— START —

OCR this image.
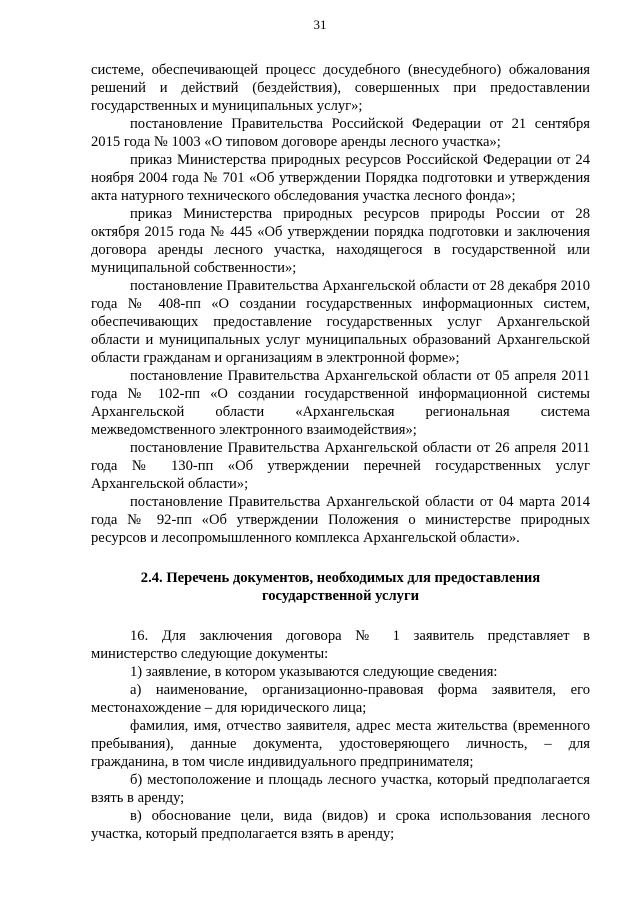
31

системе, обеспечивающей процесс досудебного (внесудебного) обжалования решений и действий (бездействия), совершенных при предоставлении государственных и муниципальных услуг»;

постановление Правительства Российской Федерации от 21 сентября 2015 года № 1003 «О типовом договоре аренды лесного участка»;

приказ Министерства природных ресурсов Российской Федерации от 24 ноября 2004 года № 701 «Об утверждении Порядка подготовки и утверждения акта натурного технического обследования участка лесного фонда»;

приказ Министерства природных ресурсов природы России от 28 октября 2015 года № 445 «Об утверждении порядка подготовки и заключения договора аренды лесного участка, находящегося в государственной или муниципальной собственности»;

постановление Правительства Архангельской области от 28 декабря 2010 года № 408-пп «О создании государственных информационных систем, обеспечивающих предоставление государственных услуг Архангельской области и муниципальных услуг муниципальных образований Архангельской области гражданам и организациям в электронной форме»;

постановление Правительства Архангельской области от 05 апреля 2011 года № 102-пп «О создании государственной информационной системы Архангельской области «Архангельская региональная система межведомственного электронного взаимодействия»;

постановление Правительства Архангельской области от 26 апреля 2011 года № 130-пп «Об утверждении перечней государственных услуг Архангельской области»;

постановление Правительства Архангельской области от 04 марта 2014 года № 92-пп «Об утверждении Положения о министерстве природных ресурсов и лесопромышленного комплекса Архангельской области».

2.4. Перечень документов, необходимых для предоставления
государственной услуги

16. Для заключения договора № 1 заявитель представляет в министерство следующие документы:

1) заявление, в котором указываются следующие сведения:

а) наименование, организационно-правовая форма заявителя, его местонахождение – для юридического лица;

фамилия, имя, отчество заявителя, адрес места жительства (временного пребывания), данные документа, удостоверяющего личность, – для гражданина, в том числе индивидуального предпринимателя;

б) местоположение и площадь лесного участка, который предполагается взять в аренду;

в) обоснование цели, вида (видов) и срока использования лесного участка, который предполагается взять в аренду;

— END —
— START —

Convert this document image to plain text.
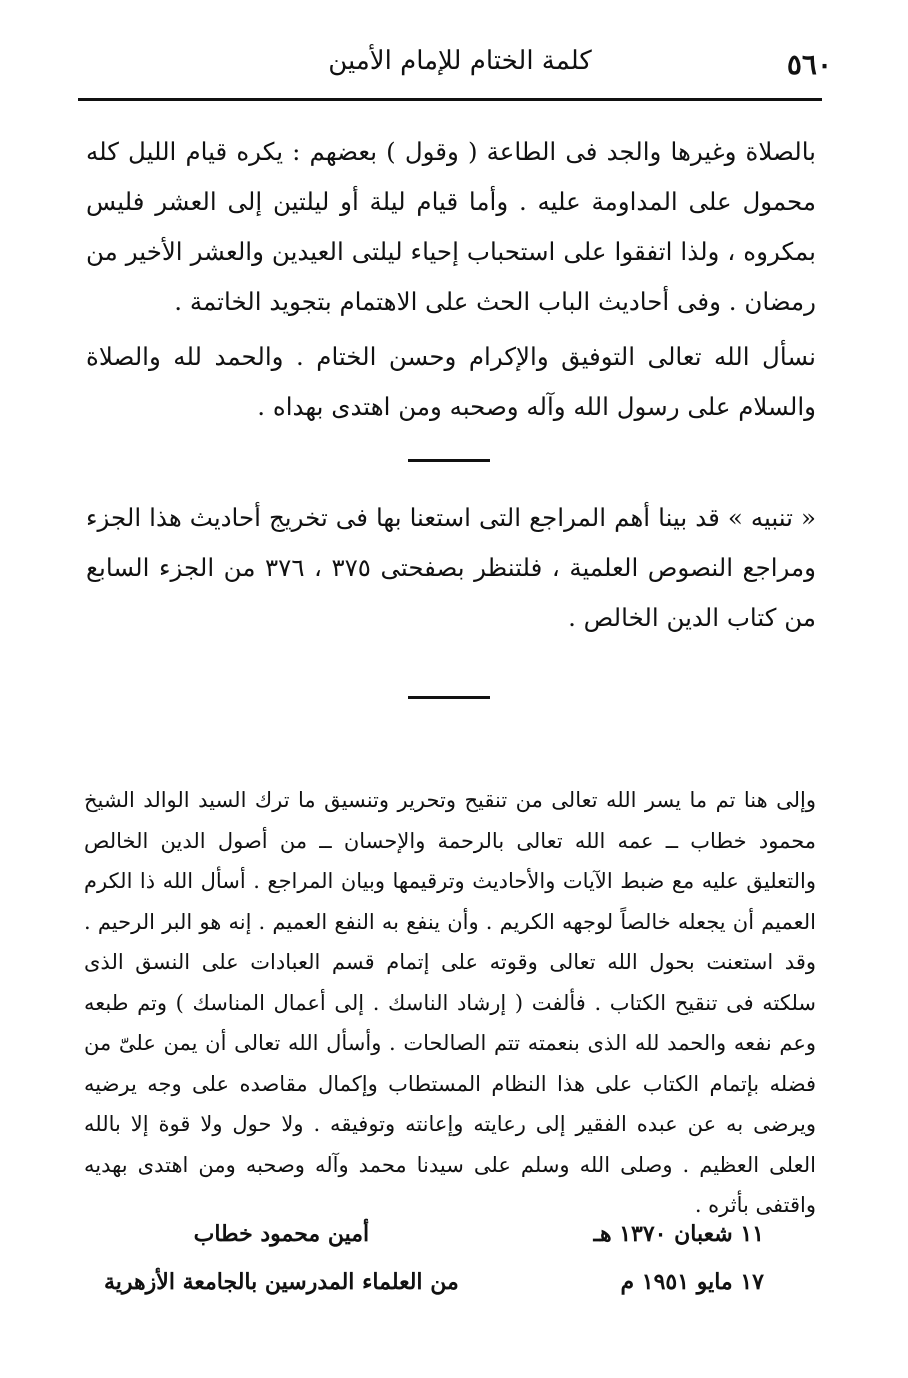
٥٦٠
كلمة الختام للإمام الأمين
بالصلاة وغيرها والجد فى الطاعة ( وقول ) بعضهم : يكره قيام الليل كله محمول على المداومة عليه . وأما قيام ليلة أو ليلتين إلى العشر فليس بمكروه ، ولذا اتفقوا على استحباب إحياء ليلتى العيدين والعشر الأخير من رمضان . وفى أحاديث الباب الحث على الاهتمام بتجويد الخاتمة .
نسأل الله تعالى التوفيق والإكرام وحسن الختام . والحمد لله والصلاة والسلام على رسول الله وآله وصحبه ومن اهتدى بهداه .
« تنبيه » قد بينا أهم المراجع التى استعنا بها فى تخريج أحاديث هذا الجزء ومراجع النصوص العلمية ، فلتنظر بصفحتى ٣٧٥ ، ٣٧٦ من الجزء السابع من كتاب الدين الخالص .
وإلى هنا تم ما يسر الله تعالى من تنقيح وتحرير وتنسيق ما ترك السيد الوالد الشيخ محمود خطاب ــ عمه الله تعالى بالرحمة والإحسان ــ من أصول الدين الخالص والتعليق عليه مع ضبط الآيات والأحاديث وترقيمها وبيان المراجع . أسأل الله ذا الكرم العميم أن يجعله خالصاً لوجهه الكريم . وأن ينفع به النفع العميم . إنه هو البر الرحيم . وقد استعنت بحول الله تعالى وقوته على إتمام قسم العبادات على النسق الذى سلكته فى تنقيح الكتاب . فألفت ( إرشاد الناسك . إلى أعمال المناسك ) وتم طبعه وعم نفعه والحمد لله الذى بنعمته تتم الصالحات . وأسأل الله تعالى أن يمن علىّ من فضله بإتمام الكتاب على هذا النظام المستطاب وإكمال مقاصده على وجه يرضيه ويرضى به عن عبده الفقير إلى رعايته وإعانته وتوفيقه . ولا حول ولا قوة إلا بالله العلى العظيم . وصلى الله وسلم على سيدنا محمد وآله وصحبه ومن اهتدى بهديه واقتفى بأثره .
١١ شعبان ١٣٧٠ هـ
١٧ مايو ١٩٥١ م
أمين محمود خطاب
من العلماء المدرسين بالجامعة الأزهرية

— END —
— START —

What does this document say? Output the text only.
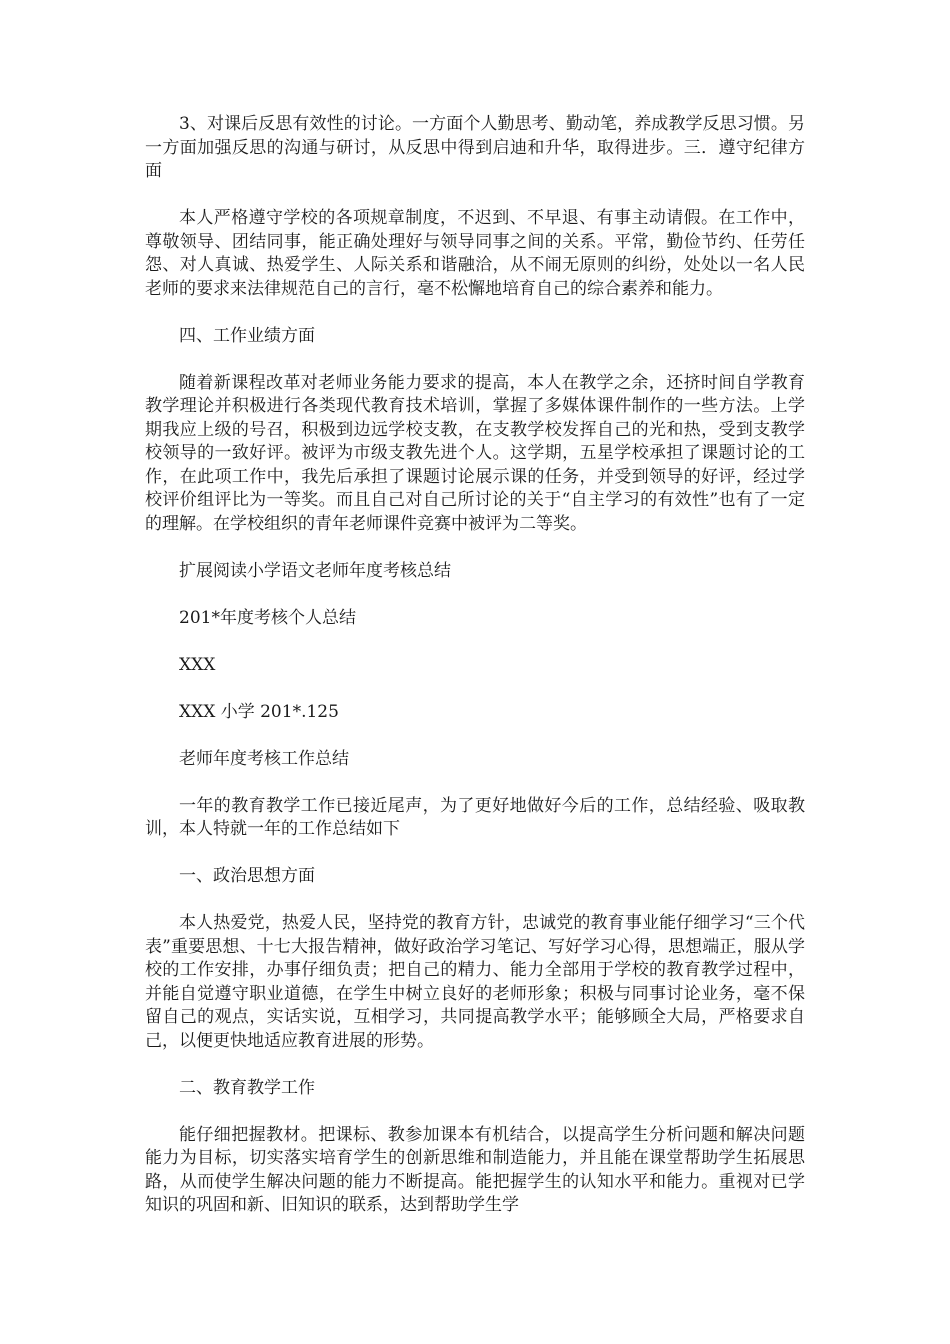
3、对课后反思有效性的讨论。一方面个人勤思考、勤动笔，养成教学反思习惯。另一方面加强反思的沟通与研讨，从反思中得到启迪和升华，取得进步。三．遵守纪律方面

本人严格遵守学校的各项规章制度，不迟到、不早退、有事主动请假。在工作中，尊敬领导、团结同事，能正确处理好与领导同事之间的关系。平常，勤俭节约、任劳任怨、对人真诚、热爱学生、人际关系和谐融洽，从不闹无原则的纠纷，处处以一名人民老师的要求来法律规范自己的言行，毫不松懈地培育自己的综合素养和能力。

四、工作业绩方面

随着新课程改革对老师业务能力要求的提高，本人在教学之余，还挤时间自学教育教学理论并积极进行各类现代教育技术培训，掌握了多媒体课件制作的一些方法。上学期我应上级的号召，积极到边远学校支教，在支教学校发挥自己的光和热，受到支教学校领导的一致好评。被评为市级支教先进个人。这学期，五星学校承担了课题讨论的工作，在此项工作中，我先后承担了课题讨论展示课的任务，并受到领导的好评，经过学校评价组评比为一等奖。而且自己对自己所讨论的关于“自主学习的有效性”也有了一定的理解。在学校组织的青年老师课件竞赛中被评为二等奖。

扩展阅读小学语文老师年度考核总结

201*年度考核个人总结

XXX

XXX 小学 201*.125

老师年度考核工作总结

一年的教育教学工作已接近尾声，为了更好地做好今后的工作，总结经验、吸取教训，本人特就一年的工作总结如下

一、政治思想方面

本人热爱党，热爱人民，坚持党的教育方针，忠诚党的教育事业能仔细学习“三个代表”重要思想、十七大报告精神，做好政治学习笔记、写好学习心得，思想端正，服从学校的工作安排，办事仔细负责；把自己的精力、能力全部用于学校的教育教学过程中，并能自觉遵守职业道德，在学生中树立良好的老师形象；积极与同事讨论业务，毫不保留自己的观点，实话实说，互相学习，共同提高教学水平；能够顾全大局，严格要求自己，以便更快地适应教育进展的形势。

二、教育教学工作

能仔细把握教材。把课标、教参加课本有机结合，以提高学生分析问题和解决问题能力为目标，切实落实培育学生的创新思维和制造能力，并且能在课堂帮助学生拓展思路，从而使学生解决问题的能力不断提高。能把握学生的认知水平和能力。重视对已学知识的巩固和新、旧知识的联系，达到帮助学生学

— END —

== Instructions for the task ==
Search the material above for "предполагается". Pull out each line where it shows up.

== Result of this exercise ==
б) местоположение и площадь лесного участка, который предполагается взять в аренду;
в) обоснование цели, вида (видов) и срока использования лесного участка, который предполагается взять в аренду;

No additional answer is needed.